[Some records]
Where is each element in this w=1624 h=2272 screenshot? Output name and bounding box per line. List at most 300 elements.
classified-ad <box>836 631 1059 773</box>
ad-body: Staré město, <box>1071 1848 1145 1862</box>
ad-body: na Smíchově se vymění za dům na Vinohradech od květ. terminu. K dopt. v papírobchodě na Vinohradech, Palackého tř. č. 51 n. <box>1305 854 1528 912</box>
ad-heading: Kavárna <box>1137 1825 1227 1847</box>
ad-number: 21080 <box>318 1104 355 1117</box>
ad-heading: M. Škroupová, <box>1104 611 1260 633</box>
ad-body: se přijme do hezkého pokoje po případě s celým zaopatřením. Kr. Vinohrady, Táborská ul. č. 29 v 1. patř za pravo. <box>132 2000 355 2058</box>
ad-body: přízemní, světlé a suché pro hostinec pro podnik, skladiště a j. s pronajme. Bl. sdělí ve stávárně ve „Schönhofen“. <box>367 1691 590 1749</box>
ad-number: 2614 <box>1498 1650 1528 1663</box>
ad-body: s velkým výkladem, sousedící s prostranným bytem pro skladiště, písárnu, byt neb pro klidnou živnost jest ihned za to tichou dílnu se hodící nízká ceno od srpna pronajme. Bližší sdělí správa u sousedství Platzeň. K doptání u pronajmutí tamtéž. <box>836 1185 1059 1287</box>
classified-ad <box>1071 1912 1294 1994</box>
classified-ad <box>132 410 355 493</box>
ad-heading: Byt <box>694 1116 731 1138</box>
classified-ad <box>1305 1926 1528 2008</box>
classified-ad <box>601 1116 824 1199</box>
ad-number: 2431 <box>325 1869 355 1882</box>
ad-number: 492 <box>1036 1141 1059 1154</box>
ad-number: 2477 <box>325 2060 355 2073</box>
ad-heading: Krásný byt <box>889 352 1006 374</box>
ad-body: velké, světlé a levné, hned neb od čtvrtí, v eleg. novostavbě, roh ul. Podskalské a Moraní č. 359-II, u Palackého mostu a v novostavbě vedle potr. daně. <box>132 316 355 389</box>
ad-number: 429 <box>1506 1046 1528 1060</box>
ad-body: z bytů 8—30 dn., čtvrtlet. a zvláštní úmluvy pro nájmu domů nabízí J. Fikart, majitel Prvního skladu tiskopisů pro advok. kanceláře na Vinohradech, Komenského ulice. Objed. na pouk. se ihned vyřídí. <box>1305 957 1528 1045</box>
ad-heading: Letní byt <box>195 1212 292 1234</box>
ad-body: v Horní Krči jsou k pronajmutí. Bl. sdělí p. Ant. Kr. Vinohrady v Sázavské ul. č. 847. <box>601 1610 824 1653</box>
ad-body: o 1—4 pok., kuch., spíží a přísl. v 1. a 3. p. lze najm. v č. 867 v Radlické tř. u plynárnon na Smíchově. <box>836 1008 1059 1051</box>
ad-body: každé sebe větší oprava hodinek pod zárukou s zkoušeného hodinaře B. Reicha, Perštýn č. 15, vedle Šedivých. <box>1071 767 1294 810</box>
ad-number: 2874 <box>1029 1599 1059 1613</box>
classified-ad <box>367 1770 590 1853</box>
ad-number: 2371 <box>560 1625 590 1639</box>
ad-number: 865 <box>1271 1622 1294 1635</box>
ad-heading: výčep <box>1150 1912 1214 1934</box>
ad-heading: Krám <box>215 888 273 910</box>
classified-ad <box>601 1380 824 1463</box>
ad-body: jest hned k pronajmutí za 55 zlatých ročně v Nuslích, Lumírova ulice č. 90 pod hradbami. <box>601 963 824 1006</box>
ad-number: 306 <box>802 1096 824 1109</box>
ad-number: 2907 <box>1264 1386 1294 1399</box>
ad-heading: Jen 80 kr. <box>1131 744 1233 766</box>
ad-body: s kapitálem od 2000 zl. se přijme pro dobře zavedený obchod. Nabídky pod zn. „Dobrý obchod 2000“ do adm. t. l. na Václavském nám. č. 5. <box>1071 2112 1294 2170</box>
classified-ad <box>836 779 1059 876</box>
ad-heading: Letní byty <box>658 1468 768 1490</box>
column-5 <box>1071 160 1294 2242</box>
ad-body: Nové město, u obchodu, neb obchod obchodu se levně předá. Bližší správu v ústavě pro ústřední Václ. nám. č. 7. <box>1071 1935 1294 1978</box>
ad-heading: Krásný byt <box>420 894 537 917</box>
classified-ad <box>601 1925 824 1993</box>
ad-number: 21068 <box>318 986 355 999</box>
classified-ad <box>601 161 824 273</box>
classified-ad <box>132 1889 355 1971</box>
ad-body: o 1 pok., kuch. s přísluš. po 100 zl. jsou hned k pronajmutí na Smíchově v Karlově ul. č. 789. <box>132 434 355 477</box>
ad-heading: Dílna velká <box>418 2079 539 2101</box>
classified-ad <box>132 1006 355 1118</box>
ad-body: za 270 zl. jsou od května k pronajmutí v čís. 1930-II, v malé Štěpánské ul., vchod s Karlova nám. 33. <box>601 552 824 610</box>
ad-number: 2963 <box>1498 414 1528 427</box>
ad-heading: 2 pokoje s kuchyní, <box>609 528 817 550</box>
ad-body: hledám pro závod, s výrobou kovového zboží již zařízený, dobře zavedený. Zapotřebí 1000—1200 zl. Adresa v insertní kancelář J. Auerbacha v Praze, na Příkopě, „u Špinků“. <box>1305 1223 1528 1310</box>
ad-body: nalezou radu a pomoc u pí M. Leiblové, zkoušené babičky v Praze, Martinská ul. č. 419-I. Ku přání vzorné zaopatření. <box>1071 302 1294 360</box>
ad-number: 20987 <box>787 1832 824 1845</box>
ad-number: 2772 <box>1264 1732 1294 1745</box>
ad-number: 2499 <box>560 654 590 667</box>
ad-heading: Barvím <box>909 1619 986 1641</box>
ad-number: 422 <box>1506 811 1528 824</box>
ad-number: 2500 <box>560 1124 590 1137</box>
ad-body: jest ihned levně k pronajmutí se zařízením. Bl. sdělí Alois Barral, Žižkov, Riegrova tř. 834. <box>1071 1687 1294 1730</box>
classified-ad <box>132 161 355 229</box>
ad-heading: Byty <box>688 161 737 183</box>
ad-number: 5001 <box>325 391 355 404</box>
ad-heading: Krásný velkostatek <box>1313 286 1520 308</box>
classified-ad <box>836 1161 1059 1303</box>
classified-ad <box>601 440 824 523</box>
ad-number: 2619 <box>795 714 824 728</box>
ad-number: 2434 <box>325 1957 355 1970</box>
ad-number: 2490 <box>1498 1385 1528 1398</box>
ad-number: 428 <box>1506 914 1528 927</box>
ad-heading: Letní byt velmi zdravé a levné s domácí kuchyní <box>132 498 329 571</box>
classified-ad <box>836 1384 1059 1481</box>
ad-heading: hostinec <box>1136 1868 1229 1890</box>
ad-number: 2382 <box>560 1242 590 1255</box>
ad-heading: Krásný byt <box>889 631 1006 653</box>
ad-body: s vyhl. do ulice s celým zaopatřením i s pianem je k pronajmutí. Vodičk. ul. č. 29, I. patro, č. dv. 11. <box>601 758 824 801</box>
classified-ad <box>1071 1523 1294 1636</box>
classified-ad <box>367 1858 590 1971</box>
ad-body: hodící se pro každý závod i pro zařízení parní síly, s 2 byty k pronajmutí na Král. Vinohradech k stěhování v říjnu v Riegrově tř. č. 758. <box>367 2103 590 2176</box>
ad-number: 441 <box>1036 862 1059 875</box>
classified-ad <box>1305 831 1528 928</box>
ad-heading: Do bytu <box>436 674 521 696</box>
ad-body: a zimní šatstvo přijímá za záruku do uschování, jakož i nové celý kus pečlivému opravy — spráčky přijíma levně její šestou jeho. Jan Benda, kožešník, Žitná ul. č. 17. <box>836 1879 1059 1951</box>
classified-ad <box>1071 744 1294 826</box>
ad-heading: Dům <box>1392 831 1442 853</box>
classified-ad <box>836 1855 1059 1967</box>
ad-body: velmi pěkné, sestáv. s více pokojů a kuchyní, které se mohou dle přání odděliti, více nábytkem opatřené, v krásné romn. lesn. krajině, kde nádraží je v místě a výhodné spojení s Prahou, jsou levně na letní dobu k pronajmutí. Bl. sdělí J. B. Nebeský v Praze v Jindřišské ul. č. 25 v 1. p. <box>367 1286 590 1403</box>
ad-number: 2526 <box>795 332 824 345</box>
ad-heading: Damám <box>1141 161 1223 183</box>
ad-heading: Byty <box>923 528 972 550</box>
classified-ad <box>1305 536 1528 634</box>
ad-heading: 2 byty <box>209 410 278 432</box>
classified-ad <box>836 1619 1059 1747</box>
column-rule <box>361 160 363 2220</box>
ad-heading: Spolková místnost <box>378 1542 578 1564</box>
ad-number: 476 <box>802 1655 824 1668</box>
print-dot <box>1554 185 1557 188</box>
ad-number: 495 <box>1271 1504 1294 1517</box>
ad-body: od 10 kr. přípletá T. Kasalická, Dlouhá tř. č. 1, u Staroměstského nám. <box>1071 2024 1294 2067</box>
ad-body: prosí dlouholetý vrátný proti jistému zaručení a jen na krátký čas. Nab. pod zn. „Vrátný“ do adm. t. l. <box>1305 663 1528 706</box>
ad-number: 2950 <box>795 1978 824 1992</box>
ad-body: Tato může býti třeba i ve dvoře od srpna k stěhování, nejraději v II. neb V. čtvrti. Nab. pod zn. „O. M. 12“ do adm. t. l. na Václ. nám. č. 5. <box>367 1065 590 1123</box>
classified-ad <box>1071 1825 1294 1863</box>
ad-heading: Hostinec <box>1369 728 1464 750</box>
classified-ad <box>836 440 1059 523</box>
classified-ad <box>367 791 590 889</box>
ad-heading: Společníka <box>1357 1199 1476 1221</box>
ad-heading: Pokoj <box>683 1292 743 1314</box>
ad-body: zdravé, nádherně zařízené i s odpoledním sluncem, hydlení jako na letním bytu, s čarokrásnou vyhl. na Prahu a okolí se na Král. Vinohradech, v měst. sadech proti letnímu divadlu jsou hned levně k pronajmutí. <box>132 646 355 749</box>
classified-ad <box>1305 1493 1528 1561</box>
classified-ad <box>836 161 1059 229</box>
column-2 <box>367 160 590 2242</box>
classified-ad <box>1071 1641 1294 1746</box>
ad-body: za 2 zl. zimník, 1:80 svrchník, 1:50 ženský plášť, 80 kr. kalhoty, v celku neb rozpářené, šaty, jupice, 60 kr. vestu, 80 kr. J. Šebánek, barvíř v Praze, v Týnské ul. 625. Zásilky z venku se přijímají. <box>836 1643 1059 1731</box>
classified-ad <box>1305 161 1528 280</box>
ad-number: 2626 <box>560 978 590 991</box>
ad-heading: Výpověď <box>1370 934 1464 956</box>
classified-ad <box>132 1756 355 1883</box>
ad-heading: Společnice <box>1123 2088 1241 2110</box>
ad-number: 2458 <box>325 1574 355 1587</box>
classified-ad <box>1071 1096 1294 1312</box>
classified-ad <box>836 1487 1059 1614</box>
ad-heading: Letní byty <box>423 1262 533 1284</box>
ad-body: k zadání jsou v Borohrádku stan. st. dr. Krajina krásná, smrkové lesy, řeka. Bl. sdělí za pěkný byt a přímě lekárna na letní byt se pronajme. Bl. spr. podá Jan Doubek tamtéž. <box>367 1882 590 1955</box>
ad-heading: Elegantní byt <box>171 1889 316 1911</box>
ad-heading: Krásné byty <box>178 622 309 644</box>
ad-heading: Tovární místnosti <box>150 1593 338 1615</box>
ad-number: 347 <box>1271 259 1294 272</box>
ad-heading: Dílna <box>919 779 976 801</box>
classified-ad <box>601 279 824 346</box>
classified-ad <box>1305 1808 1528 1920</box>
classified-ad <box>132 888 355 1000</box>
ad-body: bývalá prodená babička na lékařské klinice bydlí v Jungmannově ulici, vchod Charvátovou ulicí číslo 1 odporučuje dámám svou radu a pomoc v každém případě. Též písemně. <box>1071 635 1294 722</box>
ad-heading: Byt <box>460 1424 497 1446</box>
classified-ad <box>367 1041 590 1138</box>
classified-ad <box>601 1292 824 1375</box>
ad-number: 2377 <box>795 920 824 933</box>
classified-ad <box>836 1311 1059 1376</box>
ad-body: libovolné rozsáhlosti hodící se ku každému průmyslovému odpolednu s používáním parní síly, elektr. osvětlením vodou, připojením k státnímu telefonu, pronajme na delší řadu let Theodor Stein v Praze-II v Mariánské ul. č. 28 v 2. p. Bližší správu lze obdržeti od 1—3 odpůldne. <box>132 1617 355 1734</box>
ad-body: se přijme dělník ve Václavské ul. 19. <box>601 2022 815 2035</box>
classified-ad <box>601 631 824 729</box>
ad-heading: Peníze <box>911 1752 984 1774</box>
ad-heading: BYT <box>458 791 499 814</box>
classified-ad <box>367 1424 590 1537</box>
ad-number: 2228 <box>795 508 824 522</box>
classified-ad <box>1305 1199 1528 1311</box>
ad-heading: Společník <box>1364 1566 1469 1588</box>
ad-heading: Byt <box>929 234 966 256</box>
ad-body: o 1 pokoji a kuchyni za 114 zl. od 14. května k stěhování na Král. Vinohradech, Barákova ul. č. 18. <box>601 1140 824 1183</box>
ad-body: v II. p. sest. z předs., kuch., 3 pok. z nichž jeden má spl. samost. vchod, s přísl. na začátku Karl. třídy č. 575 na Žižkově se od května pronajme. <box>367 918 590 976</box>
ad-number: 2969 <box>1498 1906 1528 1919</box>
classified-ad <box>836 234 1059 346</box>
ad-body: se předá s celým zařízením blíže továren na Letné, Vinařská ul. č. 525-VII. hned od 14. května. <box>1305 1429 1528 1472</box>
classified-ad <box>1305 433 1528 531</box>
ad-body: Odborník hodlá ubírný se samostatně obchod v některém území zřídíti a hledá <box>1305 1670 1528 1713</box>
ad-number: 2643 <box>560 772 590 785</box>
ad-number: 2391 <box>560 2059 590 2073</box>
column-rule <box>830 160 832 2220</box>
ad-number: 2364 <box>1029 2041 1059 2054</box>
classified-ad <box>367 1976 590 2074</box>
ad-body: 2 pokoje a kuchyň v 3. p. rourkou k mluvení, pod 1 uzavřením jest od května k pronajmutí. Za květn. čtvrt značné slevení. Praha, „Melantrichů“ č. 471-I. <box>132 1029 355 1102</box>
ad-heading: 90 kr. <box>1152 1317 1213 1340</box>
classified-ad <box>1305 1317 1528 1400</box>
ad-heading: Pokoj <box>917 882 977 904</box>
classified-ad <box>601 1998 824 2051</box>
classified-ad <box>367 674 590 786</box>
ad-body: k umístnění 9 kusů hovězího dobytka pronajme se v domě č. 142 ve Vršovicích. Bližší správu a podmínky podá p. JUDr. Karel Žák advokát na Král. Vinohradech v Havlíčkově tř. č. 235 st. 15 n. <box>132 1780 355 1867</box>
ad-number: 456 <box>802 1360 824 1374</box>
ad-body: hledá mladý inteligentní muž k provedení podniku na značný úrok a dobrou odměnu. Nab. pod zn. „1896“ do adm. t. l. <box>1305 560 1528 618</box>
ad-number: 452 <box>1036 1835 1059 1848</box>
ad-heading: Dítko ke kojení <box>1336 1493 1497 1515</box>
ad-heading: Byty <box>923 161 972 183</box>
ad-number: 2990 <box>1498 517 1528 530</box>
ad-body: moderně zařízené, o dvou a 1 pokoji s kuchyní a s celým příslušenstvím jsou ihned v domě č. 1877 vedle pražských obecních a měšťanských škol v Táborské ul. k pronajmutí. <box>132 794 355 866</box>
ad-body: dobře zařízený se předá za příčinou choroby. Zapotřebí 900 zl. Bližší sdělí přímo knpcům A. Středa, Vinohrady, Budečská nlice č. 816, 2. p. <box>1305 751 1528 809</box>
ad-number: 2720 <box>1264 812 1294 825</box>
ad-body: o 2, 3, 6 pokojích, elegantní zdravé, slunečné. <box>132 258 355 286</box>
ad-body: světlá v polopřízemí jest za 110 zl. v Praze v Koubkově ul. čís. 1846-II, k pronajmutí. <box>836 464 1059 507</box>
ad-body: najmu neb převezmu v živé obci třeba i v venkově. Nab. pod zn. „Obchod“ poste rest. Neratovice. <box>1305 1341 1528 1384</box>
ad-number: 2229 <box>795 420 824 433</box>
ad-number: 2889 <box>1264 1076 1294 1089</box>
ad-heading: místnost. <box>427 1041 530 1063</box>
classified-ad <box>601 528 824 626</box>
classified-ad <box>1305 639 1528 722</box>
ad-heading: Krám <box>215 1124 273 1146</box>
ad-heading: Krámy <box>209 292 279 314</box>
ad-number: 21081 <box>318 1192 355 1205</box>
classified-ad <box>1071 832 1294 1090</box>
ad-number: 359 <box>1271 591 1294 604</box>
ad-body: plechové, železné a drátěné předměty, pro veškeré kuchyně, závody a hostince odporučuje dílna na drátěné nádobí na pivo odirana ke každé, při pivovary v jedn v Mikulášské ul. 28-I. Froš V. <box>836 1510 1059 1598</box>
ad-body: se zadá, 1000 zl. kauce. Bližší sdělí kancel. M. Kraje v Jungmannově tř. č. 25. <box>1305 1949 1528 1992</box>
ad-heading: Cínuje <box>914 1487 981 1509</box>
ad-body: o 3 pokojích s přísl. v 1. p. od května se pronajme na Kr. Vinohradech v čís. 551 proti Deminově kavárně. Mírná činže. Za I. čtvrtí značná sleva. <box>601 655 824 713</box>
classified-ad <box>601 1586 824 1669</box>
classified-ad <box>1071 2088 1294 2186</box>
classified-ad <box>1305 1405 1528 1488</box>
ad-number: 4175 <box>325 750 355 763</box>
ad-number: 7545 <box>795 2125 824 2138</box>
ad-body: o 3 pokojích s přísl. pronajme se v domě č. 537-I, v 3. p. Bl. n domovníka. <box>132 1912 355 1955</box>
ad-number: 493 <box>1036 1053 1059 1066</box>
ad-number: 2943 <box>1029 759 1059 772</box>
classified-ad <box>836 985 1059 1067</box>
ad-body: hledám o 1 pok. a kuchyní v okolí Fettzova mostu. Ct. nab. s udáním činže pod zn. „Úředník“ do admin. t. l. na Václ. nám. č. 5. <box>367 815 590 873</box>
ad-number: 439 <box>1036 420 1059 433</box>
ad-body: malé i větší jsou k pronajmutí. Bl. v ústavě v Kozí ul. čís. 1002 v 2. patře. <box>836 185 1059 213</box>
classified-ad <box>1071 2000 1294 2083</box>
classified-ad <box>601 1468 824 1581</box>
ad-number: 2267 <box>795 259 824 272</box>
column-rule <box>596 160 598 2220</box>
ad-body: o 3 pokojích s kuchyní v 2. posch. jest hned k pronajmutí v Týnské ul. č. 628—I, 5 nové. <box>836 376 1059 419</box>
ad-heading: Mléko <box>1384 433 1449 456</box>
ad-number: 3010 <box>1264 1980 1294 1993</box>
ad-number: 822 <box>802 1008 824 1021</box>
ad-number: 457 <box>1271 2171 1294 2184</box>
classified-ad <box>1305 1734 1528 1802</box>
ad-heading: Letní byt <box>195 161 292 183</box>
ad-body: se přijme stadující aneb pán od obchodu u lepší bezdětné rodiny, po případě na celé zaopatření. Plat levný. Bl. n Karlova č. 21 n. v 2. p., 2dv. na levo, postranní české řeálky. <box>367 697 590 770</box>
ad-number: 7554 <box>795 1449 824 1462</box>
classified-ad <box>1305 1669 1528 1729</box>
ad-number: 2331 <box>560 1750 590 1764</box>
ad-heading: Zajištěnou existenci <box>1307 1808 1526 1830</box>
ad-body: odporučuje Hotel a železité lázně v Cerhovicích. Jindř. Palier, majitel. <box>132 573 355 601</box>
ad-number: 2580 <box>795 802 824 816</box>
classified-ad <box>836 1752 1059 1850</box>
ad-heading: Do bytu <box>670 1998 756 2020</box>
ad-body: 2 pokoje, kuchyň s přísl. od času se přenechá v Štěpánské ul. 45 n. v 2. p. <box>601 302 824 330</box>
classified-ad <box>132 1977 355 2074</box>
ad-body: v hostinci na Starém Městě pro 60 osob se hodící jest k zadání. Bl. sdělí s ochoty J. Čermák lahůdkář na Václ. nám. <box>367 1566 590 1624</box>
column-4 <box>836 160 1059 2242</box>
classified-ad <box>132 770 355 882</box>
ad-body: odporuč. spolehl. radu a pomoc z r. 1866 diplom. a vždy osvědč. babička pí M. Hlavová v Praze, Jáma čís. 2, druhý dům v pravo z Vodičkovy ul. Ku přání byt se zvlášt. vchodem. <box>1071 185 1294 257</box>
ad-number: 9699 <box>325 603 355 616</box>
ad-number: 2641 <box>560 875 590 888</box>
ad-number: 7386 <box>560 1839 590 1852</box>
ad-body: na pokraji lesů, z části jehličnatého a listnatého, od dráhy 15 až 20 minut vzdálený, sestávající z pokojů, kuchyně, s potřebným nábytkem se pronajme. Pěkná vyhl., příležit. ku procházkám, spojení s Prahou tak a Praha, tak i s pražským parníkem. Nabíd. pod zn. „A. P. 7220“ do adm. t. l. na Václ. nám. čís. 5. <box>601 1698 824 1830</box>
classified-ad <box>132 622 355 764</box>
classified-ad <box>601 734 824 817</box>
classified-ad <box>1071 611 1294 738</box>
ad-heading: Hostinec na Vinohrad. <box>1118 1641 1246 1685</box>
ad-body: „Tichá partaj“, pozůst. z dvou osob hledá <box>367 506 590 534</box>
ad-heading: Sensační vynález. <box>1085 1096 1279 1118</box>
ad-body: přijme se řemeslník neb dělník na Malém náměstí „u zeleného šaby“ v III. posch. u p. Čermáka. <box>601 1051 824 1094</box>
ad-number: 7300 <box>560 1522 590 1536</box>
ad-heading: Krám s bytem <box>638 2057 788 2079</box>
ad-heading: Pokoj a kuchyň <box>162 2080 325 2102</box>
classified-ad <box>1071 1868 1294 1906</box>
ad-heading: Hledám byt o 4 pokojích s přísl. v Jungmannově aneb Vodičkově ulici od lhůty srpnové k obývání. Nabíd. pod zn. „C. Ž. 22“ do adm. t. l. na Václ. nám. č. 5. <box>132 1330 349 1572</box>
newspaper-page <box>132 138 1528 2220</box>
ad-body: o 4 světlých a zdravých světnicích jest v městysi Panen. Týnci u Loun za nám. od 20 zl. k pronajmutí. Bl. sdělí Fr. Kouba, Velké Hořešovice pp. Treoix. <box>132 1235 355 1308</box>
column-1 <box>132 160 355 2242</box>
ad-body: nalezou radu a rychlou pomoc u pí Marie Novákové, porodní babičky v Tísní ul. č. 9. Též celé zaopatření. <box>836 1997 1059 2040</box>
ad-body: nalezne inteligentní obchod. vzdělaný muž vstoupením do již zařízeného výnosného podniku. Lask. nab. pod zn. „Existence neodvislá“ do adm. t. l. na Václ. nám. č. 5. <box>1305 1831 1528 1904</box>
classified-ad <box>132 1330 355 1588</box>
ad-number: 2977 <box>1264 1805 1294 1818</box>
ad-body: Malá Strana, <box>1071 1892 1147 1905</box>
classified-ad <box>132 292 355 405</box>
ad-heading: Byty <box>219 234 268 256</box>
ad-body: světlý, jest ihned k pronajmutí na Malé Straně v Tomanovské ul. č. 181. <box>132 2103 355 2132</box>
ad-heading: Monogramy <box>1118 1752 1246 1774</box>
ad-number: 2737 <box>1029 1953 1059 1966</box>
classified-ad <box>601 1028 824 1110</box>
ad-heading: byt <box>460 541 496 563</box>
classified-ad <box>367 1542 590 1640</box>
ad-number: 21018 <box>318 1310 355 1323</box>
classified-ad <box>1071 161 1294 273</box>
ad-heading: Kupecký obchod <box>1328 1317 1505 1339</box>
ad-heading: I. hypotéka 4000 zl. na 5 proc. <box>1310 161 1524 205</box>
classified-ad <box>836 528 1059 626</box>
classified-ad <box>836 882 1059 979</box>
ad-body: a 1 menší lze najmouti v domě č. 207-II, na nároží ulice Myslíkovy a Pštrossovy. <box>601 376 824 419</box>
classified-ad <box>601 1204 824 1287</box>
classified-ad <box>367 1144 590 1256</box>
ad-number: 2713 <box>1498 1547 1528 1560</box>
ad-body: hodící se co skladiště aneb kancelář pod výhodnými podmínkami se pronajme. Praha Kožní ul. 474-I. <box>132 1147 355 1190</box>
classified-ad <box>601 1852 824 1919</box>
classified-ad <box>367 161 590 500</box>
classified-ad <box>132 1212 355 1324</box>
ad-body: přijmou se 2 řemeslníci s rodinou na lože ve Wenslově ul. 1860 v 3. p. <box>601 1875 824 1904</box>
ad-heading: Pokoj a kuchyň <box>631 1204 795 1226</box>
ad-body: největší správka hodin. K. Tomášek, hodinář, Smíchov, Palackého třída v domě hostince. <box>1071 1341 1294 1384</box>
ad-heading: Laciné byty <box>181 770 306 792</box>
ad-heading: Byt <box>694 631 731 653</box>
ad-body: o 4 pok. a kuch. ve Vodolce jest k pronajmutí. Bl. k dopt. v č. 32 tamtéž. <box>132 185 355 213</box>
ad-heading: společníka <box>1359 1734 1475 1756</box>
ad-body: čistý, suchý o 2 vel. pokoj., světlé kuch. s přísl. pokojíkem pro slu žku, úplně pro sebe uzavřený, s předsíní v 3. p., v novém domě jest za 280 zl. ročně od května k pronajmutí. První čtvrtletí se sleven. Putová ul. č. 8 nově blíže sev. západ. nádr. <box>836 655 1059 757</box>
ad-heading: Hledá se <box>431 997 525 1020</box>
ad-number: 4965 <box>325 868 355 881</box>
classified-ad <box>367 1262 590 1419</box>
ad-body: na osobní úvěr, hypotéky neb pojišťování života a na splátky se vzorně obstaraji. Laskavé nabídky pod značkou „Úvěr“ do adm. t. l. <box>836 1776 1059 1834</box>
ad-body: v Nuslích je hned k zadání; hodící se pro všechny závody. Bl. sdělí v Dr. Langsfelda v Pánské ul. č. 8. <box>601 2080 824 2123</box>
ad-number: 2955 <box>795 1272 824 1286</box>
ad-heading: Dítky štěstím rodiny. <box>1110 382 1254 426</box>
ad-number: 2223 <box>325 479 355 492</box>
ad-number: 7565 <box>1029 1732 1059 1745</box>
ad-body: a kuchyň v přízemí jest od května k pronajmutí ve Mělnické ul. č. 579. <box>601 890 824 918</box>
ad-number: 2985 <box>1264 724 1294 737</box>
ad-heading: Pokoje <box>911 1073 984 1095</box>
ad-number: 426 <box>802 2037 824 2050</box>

_THE EXERCISE_.
Extract, unchanged, the part of the data that opens with its very first line and closes with the line containing "ad-heading: Krásný byt <box>889 352", including both of those lines.

_REPLY TO THE EXERCISE_.
Where is each element in this w=1624 h=2272 screenshot? Output name and bounding box per line. List at most 300 elements.
classified-ad <box>836 631 1059 773</box>
ad-body: Staré město, <box>1071 1848 1145 1862</box>
ad-body: na Smíchově se vymění za dům na Vinohradech od květ. terminu. K dopt. v papírobchodě na Vinohradech, Palackého tř. č. 51 n. <box>1305 854 1528 912</box>
ad-heading: Kavárna <box>1137 1825 1227 1847</box>
ad-number: 21080 <box>318 1104 355 1117</box>
ad-heading: M. Škroupová, <box>1104 611 1260 633</box>
ad-body: se přijme do hezkého pokoje po případě s celým zaopatřením. Kr. Vinohrady, Táborská ul. č. 29 v 1. patř za pravo. <box>132 2000 355 2058</box>
ad-body: přízemní, světlé a suché pro hostinec pro podnik, skladiště a j. s pronajme. Bl. sdělí ve stávárně ve „Schönhofen“. <box>367 1691 590 1749</box>
ad-number: 2614 <box>1498 1650 1528 1663</box>
ad-body: s velkým výkladem, sousedící s prostranným bytem pro skladiště, písárnu, byt neb pro klidnou živnost jest ihned za to tichou dílnu se hodící nízká ceno od srpna pronajme. Bližší sdělí správa u sousedství Platzeň. K doptání u pronajmutí tamtéž. <box>836 1185 1059 1287</box>
classified-ad <box>1071 1912 1294 1994</box>
classified-ad <box>132 410 355 493</box>
ad-heading: Byt <box>694 1116 731 1138</box>
classified-ad <box>1305 1926 1528 2008</box>
classified-ad <box>601 1116 824 1199</box>
ad-number: 2431 <box>325 1869 355 1882</box>
ad-number: 492 <box>1036 1141 1059 1154</box>
ad-number: 2477 <box>325 2060 355 2073</box>
ad-heading: Krásný byt <box>889 352 1006 374</box>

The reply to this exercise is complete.